**AIM:**
Write every record out again exactly as given.

**DATA PROVIDED:**
'''
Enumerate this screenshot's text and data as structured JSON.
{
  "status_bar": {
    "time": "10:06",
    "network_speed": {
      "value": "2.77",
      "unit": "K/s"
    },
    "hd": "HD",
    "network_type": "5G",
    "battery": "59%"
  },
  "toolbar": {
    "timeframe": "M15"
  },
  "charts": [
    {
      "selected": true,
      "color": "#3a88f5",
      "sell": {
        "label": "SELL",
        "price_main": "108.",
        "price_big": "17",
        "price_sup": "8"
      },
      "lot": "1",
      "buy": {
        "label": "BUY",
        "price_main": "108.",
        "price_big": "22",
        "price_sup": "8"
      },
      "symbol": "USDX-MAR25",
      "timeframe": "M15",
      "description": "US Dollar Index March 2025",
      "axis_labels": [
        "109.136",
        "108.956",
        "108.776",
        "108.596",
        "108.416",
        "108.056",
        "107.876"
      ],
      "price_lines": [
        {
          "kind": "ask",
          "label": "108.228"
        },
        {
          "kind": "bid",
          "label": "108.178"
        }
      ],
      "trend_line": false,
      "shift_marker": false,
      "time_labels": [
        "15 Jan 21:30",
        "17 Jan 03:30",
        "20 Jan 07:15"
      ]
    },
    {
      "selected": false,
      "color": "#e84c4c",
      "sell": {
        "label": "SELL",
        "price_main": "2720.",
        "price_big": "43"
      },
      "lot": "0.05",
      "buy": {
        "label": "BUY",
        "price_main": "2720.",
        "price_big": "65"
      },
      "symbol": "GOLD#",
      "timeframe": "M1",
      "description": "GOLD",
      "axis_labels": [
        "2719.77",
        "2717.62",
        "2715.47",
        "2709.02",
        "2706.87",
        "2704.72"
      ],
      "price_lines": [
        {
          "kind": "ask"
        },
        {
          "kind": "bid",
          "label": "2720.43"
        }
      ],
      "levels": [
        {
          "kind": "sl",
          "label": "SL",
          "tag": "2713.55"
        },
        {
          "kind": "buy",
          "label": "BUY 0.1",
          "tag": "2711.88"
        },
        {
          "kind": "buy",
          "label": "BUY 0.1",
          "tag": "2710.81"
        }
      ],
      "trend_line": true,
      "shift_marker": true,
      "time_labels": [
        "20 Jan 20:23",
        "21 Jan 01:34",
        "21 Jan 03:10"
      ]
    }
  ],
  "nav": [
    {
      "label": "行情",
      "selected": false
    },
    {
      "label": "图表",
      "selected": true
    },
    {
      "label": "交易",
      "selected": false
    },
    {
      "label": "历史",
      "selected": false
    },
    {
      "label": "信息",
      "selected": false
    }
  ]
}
'''
**SOLUTION TO THE EXERCISE:**
Enumerate this screenshot's text and data as structured JSON.
{
  "status_bar": {
    "time": "10:06",
    "network_speed": {
      "value": "2.77",
      "unit": "K/s"
    },
    "hd": "HD",
    "network_type": "5G",
    "battery": "59%"
  },
  "toolbar": {
    "timeframe": "M15"
  },
  "charts": [
    {
      "selected": true,
      "color": "#3a88f5",
      "sell": {
        "label": "SELL",
        "price_main": "108.",
        "price_big": "17",
        "price_sup": "8"
      },
      "lot": "1",
      "buy": {
        "label": "BUY",
        "price_main": "108.",
        "price_big": "22",
        "price_sup": "8"
      },
      "symbol": "USDX-MAR25",
      "timeframe": "M15",
      "description": "US Dollar Index March 2025",
      "axis_labels": [
        "109.136",
        "108.956",
        "108.776",
        "108.596",
        "108.416",
        "108.056",
        "107.876"
      ],
      "price_lines": [
        {
          "kind": "ask",
          "label": "108.228"
        },
        {
          "kind": "bid",
          "label": "108.178"
        }
      ],
      "trend_line": false,
      "shift_marker": false,
      "time_labels": [
        "15 Jan 21:30",
        "17 Jan 03:30",
        "20 Jan 07:15"
      ]
    },
    {
      "selected": false,
      "color": "#e84c4c",
      "sell": {
        "label": "SELL",
        "price_main": "2720.",
        "price_big": "43"
      },
      "lot": "0.05",
      "buy": {
        "label": "BUY",
        "price_main": "2720.",
        "price_big": "65"
      },
      "symbol": "GOLD#",
      "timeframe": "M1",
      "description": "GOLD",
      "axis_labels": [
        "2719.77",
        "2717.62",
        "2715.47",
        "2709.02",
        "2706.87",
        "2704.72"
      ],
      "price_lines": [
        {
          "kind": "ask"
        },
        {
          "kind": "bid",
          "label": "2720.43"
        }
      ],
      "levels": [
        {
          "kind": "sl",
          "label": "SL",
          "tag": "2713.55"
        },
        {
          "kind": "buy",
          "label": "BUY 0.1",
          "tag": "2711.88"
        },
        {
          "kind": "buy",
          "label": "BUY 0.1",
          "tag": "2710.81"
        }
      ],
      "trend_line": true,
      "shift_marker": true,
      "time_labels": [
        "20 Jan 20:23",
        "21 Jan 01:34",
        "21 Jan 03:10"
      ]
    }
  ],
  "nav": [
    {
      "label": "行情",
      "selected": false
    },
    {
      "label": "图表",
      "selected": true
    },
    {
      "label": "交易",
      "selected": false
    },
    {
      "label": "历史",
      "selected": false
    },
    {
      "label": "信息",
      "selected": false
    }
  ]
}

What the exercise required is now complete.